[Recorded data]

● ● ●

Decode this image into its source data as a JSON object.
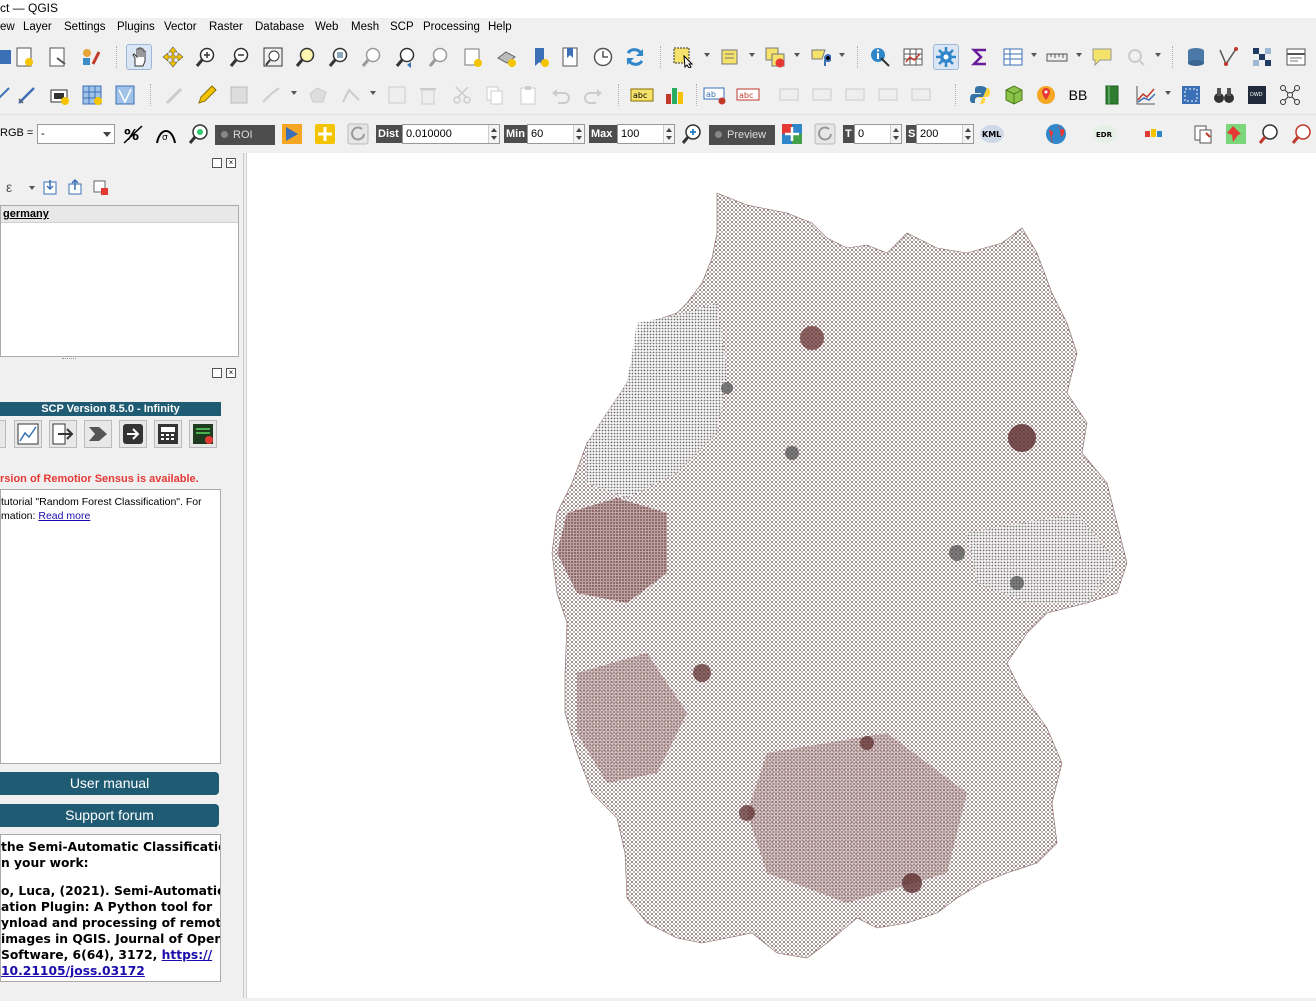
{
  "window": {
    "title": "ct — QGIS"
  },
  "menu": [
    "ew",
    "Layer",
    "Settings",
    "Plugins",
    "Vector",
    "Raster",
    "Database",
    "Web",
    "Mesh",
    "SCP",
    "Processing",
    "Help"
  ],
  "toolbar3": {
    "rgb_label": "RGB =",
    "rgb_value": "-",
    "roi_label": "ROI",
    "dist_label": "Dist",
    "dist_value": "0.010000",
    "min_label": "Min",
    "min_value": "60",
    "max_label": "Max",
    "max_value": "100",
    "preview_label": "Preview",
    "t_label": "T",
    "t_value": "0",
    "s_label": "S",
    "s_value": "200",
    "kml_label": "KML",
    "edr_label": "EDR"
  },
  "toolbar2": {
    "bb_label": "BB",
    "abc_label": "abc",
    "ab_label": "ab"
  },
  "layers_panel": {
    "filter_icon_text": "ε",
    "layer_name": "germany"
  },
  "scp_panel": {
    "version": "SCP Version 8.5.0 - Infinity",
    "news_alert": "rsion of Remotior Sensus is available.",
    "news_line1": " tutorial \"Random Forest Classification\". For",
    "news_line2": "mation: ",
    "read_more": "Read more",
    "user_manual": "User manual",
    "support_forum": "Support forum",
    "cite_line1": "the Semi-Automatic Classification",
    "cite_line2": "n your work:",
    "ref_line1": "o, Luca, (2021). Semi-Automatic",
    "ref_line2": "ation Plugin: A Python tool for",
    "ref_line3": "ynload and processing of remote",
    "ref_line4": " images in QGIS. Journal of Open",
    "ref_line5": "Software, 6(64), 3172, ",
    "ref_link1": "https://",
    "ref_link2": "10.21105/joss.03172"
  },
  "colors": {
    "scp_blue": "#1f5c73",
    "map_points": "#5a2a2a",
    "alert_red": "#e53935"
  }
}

● ● ●

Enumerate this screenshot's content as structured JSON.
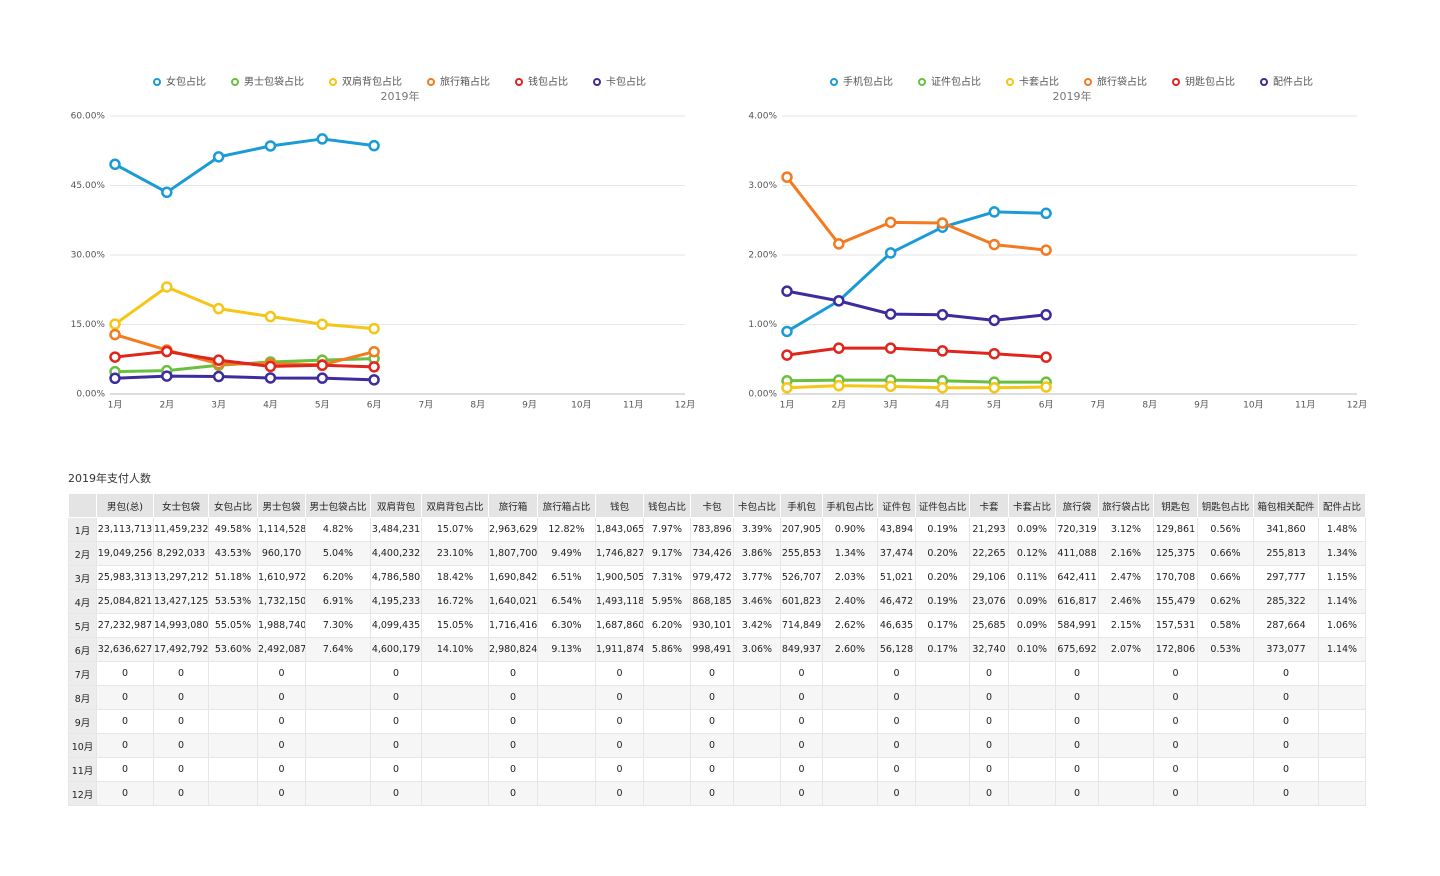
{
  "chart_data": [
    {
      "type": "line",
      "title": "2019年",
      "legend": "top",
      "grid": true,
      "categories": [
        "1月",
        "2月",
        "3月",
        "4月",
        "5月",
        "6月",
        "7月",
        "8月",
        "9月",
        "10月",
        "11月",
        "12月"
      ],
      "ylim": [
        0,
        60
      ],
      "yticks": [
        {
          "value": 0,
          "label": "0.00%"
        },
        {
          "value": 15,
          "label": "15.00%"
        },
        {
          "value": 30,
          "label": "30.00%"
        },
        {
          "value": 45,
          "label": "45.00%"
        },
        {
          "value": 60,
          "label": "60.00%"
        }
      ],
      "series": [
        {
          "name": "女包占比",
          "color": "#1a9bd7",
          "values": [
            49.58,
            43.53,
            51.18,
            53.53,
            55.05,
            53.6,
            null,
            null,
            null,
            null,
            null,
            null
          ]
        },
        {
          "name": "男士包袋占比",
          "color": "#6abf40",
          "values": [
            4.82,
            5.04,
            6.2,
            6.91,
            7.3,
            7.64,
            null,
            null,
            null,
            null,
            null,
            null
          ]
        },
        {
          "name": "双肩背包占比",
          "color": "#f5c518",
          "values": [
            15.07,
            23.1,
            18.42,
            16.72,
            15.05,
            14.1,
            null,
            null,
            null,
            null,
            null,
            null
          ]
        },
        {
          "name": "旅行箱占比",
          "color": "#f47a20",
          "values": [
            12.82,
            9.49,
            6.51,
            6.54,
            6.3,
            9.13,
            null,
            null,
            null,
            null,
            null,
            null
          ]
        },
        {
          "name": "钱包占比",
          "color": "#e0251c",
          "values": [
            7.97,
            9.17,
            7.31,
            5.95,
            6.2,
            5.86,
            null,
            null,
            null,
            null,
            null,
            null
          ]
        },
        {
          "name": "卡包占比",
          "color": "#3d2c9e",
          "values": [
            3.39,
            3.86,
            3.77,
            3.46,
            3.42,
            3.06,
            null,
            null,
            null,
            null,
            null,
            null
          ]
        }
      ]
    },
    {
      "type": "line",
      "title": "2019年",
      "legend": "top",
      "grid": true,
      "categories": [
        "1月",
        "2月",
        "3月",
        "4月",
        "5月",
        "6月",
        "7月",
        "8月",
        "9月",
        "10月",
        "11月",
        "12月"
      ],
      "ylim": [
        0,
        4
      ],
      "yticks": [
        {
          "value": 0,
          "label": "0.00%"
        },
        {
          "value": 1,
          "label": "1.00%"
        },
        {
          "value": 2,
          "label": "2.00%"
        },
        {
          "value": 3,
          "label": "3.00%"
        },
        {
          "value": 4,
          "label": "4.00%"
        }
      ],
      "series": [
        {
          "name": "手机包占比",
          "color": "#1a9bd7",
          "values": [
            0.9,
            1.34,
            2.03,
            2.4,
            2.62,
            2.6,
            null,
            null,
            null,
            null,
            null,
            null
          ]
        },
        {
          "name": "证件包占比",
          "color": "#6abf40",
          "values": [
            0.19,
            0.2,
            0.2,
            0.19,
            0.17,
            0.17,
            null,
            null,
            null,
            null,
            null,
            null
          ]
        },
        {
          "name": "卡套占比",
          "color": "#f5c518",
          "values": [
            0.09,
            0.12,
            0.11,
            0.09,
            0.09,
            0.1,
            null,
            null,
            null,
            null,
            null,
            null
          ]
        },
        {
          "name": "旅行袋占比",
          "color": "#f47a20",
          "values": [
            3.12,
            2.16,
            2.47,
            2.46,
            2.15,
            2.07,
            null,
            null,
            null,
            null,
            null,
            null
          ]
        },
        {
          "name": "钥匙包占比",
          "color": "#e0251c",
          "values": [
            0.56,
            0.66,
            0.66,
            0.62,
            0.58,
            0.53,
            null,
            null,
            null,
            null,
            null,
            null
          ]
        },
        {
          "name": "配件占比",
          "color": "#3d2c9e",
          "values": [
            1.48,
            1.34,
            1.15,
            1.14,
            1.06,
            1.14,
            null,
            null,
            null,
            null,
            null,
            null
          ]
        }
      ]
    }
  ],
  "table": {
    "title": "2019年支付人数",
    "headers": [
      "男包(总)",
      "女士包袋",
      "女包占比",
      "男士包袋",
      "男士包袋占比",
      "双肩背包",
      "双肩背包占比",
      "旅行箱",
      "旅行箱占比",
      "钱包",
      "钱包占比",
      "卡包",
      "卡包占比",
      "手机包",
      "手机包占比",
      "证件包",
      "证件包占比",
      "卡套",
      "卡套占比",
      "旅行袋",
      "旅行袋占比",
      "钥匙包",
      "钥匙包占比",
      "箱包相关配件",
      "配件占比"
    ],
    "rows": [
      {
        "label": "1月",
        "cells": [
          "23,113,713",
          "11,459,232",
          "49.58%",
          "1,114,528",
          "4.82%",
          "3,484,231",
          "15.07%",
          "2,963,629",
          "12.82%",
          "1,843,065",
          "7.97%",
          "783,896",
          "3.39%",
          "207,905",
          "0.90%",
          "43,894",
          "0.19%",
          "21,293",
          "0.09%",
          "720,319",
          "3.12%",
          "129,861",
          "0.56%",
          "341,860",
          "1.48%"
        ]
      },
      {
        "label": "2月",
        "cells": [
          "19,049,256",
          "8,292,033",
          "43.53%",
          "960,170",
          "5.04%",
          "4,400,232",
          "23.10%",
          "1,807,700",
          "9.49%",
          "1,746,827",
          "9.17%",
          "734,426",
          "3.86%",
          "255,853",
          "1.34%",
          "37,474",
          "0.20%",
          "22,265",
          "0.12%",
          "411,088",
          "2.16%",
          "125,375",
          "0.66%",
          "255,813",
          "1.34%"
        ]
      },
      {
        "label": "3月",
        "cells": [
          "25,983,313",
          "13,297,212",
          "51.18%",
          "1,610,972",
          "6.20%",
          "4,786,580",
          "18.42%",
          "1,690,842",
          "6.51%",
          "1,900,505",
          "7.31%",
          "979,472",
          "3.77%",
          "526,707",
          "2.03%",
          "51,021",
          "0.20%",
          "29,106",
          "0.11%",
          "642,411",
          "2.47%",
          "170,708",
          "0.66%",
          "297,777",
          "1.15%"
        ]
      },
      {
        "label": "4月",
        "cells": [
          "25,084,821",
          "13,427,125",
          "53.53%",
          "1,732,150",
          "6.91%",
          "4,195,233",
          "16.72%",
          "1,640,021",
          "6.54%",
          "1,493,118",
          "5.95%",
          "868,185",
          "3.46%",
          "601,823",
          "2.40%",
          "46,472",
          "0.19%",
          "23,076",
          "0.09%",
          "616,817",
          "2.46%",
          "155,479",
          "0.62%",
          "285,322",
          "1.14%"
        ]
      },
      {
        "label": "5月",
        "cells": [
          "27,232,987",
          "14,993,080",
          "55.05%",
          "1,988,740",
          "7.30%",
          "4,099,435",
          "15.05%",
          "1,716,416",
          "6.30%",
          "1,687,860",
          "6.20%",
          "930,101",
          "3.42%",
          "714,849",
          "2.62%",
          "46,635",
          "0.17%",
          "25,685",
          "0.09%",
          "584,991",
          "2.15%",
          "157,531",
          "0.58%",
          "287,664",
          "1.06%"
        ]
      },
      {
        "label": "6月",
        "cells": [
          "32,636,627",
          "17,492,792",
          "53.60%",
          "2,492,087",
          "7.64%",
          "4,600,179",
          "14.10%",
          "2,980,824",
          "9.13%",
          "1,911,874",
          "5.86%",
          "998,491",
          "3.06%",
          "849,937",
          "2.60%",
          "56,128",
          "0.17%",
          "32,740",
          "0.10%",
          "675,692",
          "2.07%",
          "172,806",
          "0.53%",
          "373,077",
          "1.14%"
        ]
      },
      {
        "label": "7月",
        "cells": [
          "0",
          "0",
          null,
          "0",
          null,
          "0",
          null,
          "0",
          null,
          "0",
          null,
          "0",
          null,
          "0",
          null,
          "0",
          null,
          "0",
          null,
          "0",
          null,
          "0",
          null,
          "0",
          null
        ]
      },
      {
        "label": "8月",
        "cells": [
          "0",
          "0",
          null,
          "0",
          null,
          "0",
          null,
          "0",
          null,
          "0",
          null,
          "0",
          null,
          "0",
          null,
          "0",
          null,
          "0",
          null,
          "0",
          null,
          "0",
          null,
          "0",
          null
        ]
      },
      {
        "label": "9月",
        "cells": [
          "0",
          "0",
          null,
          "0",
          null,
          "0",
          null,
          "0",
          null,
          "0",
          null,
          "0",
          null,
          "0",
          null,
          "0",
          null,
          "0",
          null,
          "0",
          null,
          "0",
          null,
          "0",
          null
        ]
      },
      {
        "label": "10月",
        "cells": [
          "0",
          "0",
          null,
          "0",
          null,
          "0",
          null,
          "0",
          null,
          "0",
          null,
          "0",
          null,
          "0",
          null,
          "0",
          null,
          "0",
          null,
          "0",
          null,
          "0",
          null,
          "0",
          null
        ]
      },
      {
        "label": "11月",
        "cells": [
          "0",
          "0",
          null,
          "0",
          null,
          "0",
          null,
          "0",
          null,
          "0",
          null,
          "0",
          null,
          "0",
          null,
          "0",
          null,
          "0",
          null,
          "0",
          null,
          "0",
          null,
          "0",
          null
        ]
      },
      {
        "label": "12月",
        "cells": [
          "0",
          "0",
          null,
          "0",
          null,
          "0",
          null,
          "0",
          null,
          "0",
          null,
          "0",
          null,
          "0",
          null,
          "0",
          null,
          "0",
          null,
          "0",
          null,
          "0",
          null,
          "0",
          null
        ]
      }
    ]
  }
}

● ● ●

_Requirements_:
Only the number is wanted: how many lines in the data include the word "this"?

_Output_:
2